■ Data section
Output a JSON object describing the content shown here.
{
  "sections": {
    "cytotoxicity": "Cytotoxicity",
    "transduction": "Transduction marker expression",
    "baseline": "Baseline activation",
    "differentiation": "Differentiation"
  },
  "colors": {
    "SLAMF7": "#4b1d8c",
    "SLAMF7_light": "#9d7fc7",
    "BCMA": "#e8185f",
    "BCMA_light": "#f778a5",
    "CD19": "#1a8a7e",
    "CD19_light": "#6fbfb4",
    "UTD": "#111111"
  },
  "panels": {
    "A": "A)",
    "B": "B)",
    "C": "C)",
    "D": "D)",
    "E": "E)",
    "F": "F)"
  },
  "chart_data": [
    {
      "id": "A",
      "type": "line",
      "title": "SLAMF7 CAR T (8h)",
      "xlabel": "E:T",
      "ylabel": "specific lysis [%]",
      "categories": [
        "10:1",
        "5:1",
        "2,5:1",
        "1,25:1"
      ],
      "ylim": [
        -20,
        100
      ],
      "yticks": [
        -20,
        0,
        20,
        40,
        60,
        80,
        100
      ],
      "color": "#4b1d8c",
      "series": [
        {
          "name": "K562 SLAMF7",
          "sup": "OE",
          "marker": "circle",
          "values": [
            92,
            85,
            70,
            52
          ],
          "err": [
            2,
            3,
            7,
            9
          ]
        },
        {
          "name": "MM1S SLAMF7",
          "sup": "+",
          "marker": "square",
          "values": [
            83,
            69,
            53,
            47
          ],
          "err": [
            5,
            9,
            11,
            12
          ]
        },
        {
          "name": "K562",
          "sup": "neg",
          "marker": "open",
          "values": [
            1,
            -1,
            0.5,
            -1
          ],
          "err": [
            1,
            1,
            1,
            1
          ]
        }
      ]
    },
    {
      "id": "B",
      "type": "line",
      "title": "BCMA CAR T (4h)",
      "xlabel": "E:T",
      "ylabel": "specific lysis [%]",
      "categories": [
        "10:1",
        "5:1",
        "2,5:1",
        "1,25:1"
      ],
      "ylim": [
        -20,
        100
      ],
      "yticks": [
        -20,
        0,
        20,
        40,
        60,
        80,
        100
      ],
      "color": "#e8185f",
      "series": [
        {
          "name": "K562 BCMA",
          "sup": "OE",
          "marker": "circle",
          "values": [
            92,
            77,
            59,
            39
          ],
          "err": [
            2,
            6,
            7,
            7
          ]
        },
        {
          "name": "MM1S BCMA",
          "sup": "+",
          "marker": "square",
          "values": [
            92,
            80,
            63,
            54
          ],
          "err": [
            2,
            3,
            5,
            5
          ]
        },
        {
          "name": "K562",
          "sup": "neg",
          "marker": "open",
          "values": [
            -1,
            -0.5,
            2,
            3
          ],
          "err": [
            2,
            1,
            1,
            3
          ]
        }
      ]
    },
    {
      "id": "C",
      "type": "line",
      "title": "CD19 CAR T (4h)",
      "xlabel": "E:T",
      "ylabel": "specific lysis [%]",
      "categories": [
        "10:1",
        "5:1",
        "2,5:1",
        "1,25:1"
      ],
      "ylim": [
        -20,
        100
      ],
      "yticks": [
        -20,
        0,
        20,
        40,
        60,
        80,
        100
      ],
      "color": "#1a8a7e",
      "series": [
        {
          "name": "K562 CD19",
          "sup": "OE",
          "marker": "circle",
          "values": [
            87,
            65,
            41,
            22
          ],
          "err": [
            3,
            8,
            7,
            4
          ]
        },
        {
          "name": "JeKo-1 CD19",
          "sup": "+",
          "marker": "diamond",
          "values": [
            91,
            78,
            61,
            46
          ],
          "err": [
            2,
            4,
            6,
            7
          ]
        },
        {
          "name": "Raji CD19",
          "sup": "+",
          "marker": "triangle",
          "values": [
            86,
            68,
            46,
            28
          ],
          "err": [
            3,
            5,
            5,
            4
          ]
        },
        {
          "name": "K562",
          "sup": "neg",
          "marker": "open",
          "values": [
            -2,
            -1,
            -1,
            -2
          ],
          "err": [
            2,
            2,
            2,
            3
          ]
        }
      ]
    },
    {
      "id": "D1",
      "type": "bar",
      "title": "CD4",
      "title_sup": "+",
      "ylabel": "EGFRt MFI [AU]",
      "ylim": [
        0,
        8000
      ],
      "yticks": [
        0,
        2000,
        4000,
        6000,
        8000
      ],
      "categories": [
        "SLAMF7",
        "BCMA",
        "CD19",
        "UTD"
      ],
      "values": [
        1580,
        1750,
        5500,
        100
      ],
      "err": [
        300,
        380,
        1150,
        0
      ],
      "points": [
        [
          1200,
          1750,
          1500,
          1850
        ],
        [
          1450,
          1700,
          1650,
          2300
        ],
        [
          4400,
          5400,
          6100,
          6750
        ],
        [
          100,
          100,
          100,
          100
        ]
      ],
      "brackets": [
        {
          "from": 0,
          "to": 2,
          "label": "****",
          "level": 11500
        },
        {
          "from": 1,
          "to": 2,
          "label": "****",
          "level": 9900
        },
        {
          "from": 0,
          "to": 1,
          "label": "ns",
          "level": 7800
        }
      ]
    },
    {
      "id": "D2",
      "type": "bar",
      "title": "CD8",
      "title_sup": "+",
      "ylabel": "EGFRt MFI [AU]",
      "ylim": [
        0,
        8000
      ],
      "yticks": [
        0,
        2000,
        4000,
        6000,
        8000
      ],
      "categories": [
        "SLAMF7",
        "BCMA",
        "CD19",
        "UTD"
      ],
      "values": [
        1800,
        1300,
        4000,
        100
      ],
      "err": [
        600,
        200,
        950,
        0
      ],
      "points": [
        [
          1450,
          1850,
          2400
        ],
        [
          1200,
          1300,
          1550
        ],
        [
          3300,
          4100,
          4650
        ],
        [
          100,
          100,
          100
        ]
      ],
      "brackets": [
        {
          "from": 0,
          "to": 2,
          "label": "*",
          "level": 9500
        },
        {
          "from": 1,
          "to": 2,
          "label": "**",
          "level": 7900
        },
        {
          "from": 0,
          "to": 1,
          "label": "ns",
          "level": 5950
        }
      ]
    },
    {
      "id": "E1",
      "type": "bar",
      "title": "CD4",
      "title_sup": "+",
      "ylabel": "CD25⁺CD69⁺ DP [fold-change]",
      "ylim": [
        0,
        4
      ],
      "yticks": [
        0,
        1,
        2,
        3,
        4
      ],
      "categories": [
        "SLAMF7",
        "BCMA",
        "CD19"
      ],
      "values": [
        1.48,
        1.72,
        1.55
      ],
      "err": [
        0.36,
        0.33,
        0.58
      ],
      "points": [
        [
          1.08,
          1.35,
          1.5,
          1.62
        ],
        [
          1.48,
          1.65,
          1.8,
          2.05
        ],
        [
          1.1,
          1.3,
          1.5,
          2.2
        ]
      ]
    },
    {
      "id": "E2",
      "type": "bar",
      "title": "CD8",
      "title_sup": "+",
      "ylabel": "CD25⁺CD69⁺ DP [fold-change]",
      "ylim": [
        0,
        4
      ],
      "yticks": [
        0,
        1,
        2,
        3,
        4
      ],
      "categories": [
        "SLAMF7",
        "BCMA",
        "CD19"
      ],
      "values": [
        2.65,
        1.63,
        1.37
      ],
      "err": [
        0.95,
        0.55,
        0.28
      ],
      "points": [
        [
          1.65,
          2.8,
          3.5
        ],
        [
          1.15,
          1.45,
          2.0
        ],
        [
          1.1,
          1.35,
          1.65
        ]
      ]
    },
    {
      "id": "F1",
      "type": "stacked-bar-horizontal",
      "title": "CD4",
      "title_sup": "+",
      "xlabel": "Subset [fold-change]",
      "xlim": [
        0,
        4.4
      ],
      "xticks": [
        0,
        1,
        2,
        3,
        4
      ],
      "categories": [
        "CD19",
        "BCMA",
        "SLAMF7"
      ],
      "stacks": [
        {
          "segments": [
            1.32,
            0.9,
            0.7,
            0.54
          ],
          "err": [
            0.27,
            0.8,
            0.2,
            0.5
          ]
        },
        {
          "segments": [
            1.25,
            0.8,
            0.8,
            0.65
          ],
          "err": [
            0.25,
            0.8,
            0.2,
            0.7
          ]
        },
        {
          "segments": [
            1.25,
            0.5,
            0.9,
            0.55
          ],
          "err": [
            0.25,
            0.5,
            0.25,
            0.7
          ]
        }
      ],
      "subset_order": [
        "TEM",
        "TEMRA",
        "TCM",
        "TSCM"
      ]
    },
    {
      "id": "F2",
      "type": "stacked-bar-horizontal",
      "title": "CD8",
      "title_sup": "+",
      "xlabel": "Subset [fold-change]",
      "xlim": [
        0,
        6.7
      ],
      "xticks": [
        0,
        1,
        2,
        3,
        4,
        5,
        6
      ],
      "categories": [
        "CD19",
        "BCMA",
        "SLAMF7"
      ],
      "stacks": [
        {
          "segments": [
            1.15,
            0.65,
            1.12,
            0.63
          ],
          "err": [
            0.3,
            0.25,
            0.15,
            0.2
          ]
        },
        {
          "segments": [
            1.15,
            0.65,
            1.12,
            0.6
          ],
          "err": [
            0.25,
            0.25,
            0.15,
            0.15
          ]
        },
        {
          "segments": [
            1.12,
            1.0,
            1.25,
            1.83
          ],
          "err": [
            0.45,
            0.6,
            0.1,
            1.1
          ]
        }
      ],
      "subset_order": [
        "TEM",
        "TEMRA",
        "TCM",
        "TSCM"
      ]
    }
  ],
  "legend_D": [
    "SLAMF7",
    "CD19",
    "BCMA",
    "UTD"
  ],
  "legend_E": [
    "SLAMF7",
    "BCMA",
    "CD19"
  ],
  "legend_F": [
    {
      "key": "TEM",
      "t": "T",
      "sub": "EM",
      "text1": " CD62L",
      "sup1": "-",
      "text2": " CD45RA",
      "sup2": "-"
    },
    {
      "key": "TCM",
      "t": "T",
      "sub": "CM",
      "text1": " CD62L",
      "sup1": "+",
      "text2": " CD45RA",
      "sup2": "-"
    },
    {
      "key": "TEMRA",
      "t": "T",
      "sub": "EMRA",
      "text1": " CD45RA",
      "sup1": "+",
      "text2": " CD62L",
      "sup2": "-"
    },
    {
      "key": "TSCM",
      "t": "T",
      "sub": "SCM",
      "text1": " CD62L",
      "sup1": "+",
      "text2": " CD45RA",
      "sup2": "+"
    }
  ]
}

■ What this task involves
In the listing above, find each line with the word "level" and copy it.

■ In response
          "level": 11500
          "level": 9900
          "level": 7800
          "level": 9500
          "level": 7900
          "level": 5950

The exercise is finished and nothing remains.